WHAT TO PRODUCE => Please write out the material below exactly as given.

* BEGIN RECORDS SUPPLIED *

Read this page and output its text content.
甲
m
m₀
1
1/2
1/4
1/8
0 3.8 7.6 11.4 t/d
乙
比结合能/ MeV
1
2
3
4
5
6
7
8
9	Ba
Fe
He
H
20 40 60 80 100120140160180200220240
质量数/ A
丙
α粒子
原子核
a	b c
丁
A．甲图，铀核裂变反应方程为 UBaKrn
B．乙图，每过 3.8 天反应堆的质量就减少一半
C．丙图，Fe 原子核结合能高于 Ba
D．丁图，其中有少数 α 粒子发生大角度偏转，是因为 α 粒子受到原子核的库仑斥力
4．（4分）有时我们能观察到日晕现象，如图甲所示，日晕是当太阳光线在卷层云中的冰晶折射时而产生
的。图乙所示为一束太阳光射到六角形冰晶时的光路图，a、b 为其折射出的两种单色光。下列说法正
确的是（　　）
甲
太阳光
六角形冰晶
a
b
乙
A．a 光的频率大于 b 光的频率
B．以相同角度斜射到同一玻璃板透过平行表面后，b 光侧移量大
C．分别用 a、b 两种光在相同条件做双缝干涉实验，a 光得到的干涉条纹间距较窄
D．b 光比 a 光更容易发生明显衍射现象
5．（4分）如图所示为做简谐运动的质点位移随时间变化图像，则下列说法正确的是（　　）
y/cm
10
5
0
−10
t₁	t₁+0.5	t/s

* END RECORDS SUPPLIED *

RESULT FOR THIS TASK =>
Read this page and output its text content.
甲
m
m₀
1
1/2
1/4
1/8
0 3.8 7.6 11.4 t/d
乙
比结合能/ MeV
1
2
3
4
5
6
7
8
9	Ba
Fe
He
H
20 40 60 80 100120140160180200220240
质量数/ A
丙
α粒子
原子核
a	b c
丁
A．甲图，铀核裂变反应方程为 UBaKrn
B．乙图，每过 3.8 天反应堆的质量就减少一半
C．丙图，Fe 原子核结合能高于 Ba
D．丁图，其中有少数 α 粒子发生大角度偏转，是因为 α 粒子受到原子核的库仑斥力
4．（4分）有时我们能观察到日晕现象，如图甲所示，日晕是当太阳光线在卷层云中的冰晶折射时而产生
的。图乙所示为一束太阳光射到六角形冰晶时的光路图，a、b 为其折射出的两种单色光。下列说法正
确的是（　　）
甲
太阳光
六角形冰晶
a
b
乙
A．a 光的频率大于 b 光的频率
B．以相同角度斜射到同一玻璃板透过平行表面后，b 光侧移量大
C．分别用 a、b 两种光在相同条件做双缝干涉实验，a 光得到的干涉条纹间距较窄
D．b 光比 a 光更容易发生明显衍射现象
5．（4分）如图所示为做简谐运动的质点位移随时间变化图像，则下列说法正确的是（　　）
y/cm
10
5
0
−10
t₁	t₁+0.5	t/s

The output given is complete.